Problem to solve:
Check each line of the material below for "Geht". Report how many have it, with no other words.
━━━
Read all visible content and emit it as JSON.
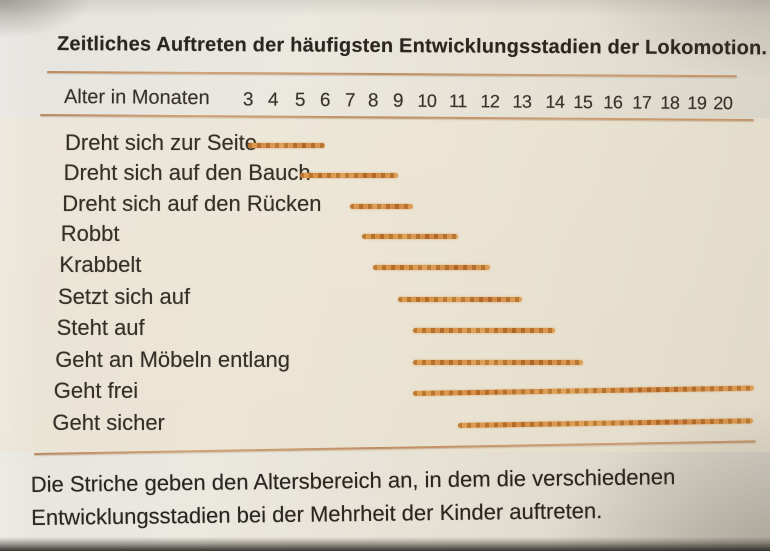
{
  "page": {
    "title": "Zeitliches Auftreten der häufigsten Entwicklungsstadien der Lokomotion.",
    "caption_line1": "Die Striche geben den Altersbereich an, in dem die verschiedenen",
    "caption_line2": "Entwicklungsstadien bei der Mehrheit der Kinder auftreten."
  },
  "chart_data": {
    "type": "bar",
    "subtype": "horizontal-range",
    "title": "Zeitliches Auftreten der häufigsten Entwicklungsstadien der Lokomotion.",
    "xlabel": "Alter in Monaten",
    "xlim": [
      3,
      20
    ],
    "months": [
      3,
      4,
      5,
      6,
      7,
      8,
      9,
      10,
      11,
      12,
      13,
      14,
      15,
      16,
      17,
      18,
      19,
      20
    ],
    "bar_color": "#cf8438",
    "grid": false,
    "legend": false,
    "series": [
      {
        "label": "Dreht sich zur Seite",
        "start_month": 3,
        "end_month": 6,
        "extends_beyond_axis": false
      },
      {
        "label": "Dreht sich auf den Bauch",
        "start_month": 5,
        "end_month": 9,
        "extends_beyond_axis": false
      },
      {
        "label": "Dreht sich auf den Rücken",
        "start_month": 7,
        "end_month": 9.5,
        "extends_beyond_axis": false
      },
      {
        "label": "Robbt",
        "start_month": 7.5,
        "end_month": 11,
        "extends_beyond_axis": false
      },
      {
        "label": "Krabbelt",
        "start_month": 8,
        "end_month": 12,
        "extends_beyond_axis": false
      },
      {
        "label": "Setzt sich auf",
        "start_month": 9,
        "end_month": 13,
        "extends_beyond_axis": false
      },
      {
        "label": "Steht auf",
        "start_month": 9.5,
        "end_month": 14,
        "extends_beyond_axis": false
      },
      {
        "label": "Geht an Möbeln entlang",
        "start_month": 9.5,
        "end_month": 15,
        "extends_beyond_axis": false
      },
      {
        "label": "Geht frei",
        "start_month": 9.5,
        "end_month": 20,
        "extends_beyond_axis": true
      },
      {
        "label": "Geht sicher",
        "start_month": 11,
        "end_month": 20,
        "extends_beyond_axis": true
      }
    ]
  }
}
━━━
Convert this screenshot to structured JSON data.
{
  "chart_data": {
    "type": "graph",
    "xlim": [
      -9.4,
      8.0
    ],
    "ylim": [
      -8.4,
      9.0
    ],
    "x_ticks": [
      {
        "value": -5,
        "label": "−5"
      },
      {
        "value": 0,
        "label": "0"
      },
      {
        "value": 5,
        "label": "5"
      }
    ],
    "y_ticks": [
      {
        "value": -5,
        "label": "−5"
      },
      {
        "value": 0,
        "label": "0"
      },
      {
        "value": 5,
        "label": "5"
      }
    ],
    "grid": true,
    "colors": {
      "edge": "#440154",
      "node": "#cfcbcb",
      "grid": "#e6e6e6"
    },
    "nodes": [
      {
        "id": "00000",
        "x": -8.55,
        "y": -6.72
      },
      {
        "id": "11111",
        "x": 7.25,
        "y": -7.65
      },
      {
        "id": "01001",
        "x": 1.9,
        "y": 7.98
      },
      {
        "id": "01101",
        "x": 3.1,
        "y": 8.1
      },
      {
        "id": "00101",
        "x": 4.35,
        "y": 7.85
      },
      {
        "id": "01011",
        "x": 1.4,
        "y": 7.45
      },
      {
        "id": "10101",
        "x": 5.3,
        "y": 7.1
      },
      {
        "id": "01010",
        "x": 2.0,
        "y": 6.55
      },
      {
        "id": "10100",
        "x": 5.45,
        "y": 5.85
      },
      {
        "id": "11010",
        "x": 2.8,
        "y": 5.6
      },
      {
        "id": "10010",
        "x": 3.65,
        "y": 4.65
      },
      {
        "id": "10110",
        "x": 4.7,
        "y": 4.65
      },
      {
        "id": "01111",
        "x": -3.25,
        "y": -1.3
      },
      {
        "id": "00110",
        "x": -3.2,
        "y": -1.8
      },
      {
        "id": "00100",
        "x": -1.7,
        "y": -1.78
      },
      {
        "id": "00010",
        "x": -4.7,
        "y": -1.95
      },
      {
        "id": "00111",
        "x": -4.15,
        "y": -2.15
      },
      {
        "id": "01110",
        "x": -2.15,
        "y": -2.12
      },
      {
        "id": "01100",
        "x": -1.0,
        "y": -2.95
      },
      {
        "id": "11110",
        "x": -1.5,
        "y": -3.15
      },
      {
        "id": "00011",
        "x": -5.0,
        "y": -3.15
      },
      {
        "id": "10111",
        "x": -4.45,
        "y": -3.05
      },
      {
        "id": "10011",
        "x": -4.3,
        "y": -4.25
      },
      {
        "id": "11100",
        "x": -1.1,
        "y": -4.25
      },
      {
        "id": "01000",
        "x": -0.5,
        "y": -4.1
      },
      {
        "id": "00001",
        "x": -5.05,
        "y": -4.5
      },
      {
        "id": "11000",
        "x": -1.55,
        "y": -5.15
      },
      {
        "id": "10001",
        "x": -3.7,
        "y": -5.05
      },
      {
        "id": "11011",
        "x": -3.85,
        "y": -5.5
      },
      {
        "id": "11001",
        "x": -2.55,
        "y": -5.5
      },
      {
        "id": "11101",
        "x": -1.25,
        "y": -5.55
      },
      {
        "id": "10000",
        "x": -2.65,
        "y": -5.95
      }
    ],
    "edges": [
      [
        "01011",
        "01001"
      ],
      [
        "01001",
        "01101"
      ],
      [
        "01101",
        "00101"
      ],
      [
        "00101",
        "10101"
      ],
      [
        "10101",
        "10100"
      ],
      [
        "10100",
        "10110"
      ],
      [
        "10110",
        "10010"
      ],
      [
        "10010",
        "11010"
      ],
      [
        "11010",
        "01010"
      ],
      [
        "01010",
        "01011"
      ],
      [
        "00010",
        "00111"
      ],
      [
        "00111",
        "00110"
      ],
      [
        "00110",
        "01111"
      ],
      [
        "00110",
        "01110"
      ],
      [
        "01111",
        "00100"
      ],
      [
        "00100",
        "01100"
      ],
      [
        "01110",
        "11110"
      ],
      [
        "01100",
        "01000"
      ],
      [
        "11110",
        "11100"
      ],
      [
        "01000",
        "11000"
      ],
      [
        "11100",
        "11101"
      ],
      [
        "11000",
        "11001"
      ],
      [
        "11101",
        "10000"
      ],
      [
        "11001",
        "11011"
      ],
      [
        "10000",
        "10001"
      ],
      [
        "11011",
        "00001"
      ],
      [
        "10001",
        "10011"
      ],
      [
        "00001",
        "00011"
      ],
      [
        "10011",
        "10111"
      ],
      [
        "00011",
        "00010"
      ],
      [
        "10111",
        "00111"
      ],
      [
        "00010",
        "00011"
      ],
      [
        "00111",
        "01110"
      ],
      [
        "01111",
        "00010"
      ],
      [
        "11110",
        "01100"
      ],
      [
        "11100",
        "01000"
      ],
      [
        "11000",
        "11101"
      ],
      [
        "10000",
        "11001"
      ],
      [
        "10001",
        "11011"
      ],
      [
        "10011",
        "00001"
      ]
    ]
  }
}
━━━
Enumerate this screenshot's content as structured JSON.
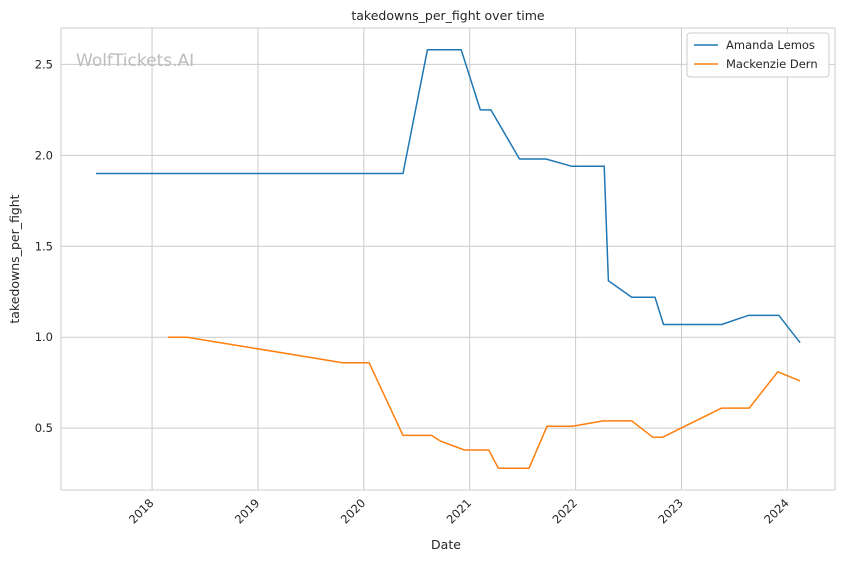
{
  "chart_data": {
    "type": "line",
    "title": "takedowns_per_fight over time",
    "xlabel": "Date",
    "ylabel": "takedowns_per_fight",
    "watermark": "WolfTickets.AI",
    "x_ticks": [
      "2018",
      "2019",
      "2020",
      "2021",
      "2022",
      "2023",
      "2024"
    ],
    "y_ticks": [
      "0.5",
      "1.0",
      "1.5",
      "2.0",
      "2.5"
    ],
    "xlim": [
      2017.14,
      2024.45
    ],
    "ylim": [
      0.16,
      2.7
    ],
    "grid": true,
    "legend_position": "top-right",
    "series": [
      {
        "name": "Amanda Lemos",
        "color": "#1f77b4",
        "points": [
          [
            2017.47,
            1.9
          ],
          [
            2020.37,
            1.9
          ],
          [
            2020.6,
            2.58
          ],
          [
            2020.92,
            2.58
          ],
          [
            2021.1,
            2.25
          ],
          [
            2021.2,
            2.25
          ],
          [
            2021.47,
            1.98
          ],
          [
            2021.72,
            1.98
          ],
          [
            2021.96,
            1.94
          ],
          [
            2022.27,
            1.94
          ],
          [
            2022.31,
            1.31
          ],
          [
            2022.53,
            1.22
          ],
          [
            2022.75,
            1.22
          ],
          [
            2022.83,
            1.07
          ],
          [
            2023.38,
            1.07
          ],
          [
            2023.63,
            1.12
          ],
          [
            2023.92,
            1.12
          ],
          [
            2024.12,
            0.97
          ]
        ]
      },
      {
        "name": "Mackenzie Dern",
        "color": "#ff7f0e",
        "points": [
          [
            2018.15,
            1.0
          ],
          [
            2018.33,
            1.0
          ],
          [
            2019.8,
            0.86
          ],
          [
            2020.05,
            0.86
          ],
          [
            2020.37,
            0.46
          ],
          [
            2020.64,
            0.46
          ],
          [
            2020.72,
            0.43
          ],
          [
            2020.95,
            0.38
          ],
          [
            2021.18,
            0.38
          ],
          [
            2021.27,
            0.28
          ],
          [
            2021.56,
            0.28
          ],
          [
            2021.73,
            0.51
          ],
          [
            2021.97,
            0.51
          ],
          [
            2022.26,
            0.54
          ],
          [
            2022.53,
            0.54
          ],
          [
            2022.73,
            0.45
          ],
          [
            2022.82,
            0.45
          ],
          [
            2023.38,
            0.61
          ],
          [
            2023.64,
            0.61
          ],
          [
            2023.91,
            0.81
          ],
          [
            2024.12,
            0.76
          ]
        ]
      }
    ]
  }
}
━━━
Exercise solution:
3